*TASK*: Give the entries back exactly, dropping each image.

start LISTED RECORDS

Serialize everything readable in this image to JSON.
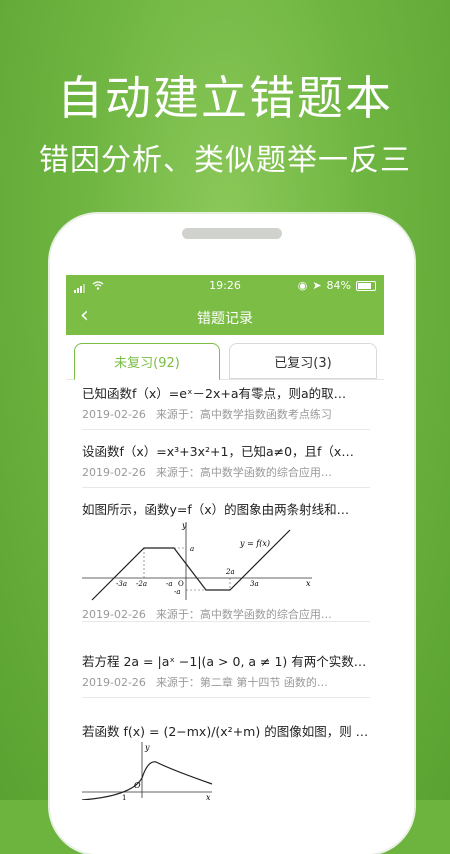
{
  "promo": {
    "headline": "自动建立错题本",
    "subline": "错因分析、类似题举一反三"
  },
  "status_bar": {
    "time": "19:26",
    "battery": "84%"
  },
  "nav": {
    "title": "错题记录"
  },
  "tabs": [
    {
      "label": "未复习(92)"
    },
    {
      "label": "已复习(3)"
    }
  ],
  "items": [
    {
      "question": "已知函数f（x）=eˣ－2x+a有零点，则a的取…",
      "date": "2019-02-26",
      "source": "来源于：高中数学指数函数考点练习"
    },
    {
      "question": "设函数f（x）=x³+3x²+1，已知a≠0，且f（x…",
      "date": "2019-02-26",
      "source": "来源于：高中数学函数的综合应用…"
    },
    {
      "question": "如图所示，函数y=f（x）的图象由两条射线和…",
      "date": "2019-02-26",
      "source": "来源于：高中数学函数的综合应用…"
    },
    {
      "question": "若方程 2a = |aˣ −1|(a > 0, a ≠ 1) 有两个实数解，…",
      "date": "2019-02-26",
      "source": "来源于：第二章 第十四节 函数的…"
    },
    {
      "question": "若函数 f(x) = (2−mx)/(x²+m) 的图像如图，则 m 的取值…",
      "date": "",
      "source": ""
    }
  ],
  "graph": {
    "y_label": "y",
    "x_label": "x",
    "origin": "O",
    "func": "y = f(x)",
    "ticks_x": [
      "-3a",
      "-2a",
      "-a",
      "2a",
      "3a"
    ],
    "tick_a": "a",
    "tick_neg_a": "-a"
  },
  "graph2": {
    "y": "y",
    "x": "x",
    "origin": "O",
    "one": "1"
  }
}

end LISTED RECORDS

*RESULT OF THIS TASK*:
Serialize everything readable in this image to JSON.
{
  "promo": {
    "headline": "自动建立错题本",
    "subline": "错因分析、类似题举一反三"
  },
  "status_bar": {
    "time": "19:26",
    "battery": "84%"
  },
  "nav": {
    "title": "错题记录"
  },
  "tabs": [
    {
      "label": "未复习(92)"
    },
    {
      "label": "已复习(3)"
    }
  ],
  "items": [
    {
      "question": "已知函数f（x）=eˣ－2x+a有零点，则a的取…",
      "date": "2019-02-26",
      "source": "来源于：高中数学指数函数考点练习"
    },
    {
      "question": "设函数f（x）=x³+3x²+1，已知a≠0，且f（x…",
      "date": "2019-02-26",
      "source": "来源于：高中数学函数的综合应用…"
    },
    {
      "question": "如图所示，函数y=f（x）的图象由两条射线和…",
      "date": "2019-02-26",
      "source": "来源于：高中数学函数的综合应用…"
    },
    {
      "question": "若方程 2a = |aˣ −1|(a > 0, a ≠ 1) 有两个实数解，…",
      "date": "2019-02-26",
      "source": "来源于：第二章 第十四节 函数的…"
    },
    {
      "question": "若函数 f(x) = (2−mx)/(x²+m) 的图像如图，则 m 的取值…",
      "date": "",
      "source": ""
    }
  ],
  "graph": {
    "y_label": "y",
    "x_label": "x",
    "origin": "O",
    "func": "y = f(x)",
    "ticks_x": [
      "-3a",
      "-2a",
      "-a",
      "2a",
      "3a"
    ],
    "tick_a": "a",
    "tick_neg_a": "-a"
  },
  "graph2": {
    "y": "y",
    "x": "x",
    "origin": "O",
    "one": "1"
  }
}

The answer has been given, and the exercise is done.